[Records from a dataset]
==================================================
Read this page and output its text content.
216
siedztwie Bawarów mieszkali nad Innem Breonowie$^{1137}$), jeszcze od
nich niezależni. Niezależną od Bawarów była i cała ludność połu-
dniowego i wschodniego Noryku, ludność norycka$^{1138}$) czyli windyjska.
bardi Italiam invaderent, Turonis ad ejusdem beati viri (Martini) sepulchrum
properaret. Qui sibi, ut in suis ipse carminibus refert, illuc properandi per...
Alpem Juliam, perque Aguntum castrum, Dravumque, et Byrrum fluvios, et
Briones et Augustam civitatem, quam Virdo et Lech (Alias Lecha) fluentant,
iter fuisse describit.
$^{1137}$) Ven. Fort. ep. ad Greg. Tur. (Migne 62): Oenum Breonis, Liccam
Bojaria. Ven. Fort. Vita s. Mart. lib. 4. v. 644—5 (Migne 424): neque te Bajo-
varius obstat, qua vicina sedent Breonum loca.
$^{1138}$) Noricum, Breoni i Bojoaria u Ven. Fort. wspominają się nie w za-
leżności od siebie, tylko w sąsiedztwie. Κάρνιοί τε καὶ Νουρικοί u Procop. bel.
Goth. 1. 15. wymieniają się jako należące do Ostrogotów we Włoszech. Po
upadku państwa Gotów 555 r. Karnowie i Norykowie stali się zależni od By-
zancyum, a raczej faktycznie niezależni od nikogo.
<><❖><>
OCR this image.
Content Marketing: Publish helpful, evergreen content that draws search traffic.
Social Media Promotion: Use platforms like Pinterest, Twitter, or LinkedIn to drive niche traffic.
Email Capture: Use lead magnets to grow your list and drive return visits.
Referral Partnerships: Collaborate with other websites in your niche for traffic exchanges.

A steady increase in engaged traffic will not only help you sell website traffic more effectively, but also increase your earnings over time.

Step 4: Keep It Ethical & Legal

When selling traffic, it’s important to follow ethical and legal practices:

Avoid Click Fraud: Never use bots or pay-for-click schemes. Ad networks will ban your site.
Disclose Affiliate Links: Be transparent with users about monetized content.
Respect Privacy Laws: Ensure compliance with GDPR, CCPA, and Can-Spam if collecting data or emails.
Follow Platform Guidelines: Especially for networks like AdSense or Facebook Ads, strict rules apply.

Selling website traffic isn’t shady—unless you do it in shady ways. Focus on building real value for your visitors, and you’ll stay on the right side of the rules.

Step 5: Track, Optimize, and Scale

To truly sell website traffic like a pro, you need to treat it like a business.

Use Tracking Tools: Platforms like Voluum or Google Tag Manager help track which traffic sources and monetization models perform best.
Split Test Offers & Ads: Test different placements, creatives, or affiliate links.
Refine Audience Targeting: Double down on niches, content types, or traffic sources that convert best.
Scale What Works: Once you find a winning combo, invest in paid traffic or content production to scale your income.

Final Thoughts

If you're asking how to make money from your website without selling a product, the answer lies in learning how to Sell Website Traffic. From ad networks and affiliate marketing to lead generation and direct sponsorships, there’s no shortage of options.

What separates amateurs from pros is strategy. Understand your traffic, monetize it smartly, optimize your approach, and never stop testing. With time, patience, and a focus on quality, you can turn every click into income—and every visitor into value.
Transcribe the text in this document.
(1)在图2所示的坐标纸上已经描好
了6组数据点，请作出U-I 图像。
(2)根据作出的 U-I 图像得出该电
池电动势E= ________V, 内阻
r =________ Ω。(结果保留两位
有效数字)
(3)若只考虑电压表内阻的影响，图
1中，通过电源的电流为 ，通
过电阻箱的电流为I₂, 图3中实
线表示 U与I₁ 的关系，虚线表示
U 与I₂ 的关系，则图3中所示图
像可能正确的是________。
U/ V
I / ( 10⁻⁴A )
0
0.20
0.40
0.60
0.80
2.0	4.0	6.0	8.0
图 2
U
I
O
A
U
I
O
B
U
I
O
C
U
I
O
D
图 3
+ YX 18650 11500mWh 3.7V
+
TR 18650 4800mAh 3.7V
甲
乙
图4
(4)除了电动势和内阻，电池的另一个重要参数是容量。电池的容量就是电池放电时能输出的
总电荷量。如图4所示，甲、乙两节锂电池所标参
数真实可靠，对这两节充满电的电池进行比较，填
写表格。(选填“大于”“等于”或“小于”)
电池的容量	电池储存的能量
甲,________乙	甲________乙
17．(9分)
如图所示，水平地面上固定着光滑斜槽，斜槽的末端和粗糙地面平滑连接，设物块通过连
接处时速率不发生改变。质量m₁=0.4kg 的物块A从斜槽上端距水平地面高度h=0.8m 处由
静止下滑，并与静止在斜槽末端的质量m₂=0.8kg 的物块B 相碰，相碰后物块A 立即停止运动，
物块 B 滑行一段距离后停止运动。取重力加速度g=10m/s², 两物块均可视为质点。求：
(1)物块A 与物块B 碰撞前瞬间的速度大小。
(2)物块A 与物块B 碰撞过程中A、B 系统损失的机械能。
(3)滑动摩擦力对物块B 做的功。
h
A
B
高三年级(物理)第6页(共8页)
==================================================
▶ [WHAT IS REQUIRED]
Every line from the one containing "Transcribe the text in this document." through the end of the data must be repeated exactly, and no other line.

▶ [WRITTEN ANSWER]
Transcribe the text in this document.
(1)在图2所示的坐标纸上已经描好
了6组数据点，请作出U-I 图像。
(2)根据作出的 U-I 图像得出该电
池电动势E= ________V, 内阻
r =________ Ω。(结果保留两位
有效数字)
(3)若只考虑电压表内阻的影响，图
1中，通过电源的电流为 ，通
过电阻箱的电流为I₂, 图3中实
线表示 U与I₁ 的关系，虚线表示
U 与I₂ 的关系，则图3中所示图
像可能正确的是________。
U/ V
I / ( 10⁻⁴A )
0
0.20
0.40
0.60
0.80
2.0	4.0	6.0	8.0
图 2
U
I
O
A
U
I
O
B
U
I
O
C
U
I
O
D
图 3
+ YX 18650 11500mWh 3.7V
+
TR 18650 4800mAh 3.7V
甲
乙
图4
(4)除了电动势和内阻，电池的另一个重要参数是容量。电池的容量就是电池放电时能输出的
总电荷量。如图4所示，甲、乙两节锂电池所标参
数真实可靠，对这两节充满电的电池进行比较，填
写表格。(选填“大于”“等于”或“小于”)
电池的容量	电池储存的能量
甲,________乙	甲________乙
17．(9分)
如图所示，水平地面上固定着光滑斜槽，斜槽的末端和粗糙地面平滑连接，设物块通过连
接处时速率不发生改变。质量m₁=0.4kg 的物块A从斜槽上端距水平地面高度h=0.8m 处由
静止下滑，并与静止在斜槽末端的质量m₂=0.8kg 的物块B 相碰，相碰后物块A 立即停止运动，
物块 B 滑行一段距离后停止运动。取重力加速度g=10m/s², 两物块均可视为质点。求：
(1)物块A 与物块B 碰撞前瞬间的速度大小。
(2)物块A 与物块B 碰撞过程中A、B 系统损失的机械能。
(3)滑动摩擦力对物块B 做的功。
h
A
B
高三年级(物理)第6页(共8页)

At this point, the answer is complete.